PROBLEM
Reproduce all of the data that follows, character for character.

(Records about charts and figures)
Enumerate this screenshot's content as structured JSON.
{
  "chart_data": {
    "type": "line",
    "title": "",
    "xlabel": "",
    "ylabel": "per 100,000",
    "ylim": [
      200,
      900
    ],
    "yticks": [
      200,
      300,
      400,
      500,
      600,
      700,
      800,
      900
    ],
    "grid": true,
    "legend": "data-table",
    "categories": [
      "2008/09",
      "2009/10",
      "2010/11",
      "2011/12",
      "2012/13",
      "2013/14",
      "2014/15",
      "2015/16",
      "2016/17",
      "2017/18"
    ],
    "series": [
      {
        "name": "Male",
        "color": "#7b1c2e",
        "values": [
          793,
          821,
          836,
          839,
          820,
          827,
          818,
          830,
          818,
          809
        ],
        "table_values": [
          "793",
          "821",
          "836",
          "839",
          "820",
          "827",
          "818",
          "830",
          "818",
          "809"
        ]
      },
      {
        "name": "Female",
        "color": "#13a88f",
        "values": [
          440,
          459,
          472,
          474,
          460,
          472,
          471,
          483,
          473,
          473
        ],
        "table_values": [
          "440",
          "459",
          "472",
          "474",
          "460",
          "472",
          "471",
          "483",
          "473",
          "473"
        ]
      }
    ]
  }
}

WRITTEN RESPONSE
Enumerate this screenshot's content as structured JSON.
{
  "chart_data": {
    "type": "line",
    "title": "",
    "xlabel": "",
    "ylabel": "per 100,000",
    "ylim": [
      200,
      900
    ],
    "yticks": [
      200,
      300,
      400,
      500,
      600,
      700,
      800,
      900
    ],
    "grid": true,
    "legend": "data-table",
    "categories": [
      "2008/09",
      "2009/10",
      "2010/11",
      "2011/12",
      "2012/13",
      "2013/14",
      "2014/15",
      "2015/16",
      "2016/17",
      "2017/18"
    ],
    "series": [
      {
        "name": "Male",
        "color": "#7b1c2e",
        "values": [
          793,
          821,
          836,
          839,
          820,
          827,
          818,
          830,
          818,
          809
        ],
        "table_values": [
          "793",
          "821",
          "836",
          "839",
          "820",
          "827",
          "818",
          "830",
          "818",
          "809"
        ]
      },
      {
        "name": "Female",
        "color": "#13a88f",
        "values": [
          440,
          459,
          472,
          474,
          460,
          472,
          471,
          483,
          473,
          473
        ],
        "table_values": [
          "440",
          "459",
          "472",
          "474",
          "460",
          "472",
          "471",
          "483",
          "473",
          "473"
        ]
      }
    ]
  }
}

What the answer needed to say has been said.